EXERCISE AIM: Return all of the entries exactly as written.

DATA EXCERPTS:
##############################
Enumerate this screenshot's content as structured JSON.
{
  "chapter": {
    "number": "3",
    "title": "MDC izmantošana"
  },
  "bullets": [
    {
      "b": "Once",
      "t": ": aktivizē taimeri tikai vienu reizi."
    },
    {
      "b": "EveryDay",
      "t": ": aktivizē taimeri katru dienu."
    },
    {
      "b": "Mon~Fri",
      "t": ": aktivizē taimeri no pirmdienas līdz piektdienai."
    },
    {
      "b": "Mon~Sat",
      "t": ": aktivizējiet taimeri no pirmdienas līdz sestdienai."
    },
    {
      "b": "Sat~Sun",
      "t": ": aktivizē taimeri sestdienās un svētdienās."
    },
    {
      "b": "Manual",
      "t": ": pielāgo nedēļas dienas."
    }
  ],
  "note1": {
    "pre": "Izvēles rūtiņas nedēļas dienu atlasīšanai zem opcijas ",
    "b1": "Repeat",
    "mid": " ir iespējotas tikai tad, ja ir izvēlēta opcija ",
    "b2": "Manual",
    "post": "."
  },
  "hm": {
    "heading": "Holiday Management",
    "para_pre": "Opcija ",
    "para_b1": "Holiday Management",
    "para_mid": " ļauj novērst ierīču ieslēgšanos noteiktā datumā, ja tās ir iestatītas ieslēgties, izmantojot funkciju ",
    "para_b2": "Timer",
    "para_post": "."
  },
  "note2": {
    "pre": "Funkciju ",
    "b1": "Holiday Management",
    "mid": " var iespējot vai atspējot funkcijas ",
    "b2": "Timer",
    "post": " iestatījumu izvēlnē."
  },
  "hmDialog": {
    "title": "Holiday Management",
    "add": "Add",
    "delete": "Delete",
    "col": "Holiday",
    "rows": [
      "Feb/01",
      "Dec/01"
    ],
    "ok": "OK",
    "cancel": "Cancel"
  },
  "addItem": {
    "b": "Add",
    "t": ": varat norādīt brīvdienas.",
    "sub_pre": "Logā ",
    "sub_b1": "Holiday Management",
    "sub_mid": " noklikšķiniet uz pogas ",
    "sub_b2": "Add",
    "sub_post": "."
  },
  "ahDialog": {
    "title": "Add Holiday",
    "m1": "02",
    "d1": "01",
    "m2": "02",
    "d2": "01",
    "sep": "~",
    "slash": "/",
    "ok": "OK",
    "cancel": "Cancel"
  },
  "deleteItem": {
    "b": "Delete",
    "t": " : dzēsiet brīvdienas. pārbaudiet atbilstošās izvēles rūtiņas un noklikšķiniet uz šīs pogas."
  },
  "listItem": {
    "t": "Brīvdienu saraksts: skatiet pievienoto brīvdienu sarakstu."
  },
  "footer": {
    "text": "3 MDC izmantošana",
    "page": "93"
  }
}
##############################
RESPONSE:
Enumerate this screenshot's content as structured JSON.
{
  "chapter": {
    "number": "3",
    "title": "MDC izmantošana"
  },
  "bullets": [
    {
      "b": "Once",
      "t": ": aktivizē taimeri tikai vienu reizi."
    },
    {
      "b": "EveryDay",
      "t": ": aktivizē taimeri katru dienu."
    },
    {
      "b": "Mon~Fri",
      "t": ": aktivizē taimeri no pirmdienas līdz piektdienai."
    },
    {
      "b": "Mon~Sat",
      "t": ": aktivizējiet taimeri no pirmdienas līdz sestdienai."
    },
    {
      "b": "Sat~Sun",
      "t": ": aktivizē taimeri sestdienās un svētdienās."
    },
    {
      "b": "Manual",
      "t": ": pielāgo nedēļas dienas."
    }
  ],
  "note1": {
    "pre": "Izvēles rūtiņas nedēļas dienu atlasīšanai zem opcijas ",
    "b1": "Repeat",
    "mid": " ir iespējotas tikai tad, ja ir izvēlēta opcija ",
    "b2": "Manual",
    "post": "."
  },
  "hm": {
    "heading": "Holiday Management",
    "para_pre": "Opcija ",
    "para_b1": "Holiday Management",
    "para_mid": " ļauj novērst ierīču ieslēgšanos noteiktā datumā, ja tās ir iestatītas ieslēgties, izmantojot funkciju ",
    "para_b2": "Timer",
    "para_post": "."
  },
  "note2": {
    "pre": "Funkciju ",
    "b1": "Holiday Management",
    "mid": " var iespējot vai atspējot funkcijas ",
    "b2": "Timer",
    "post": " iestatījumu izvēlnē."
  },
  "hmDialog": {
    "title": "Holiday Management",
    "add": "Add",
    "delete": "Delete",
    "col": "Holiday",
    "rows": [
      "Feb/01",
      "Dec/01"
    ],
    "ok": "OK",
    "cancel": "Cancel"
  },
  "addItem": {
    "b": "Add",
    "t": ": varat norādīt brīvdienas.",
    "sub_pre": "Logā ",
    "sub_b1": "Holiday Management",
    "sub_mid": " noklikšķiniet uz pogas ",
    "sub_b2": "Add",
    "sub_post": "."
  },
  "ahDialog": {
    "title": "Add Holiday",
    "m1": "02",
    "d1": "01",
    "m2": "02",
    "d2": "01",
    "sep": "~",
    "slash": "/",
    "ok": "OK",
    "cancel": "Cancel"
  },
  "deleteItem": {
    "b": "Delete",
    "t": " : dzēsiet brīvdienas. pārbaudiet atbilstošās izvēles rūtiņas un noklikšķiniet uz šīs pogas."
  },
  "listItem": {
    "t": "Brīvdienu saraksts: skatiet pievienoto brīvdienu sarakstu."
  },
  "footer": {
    "text": "3 MDC izmantošana",
    "page": "93"
  }
}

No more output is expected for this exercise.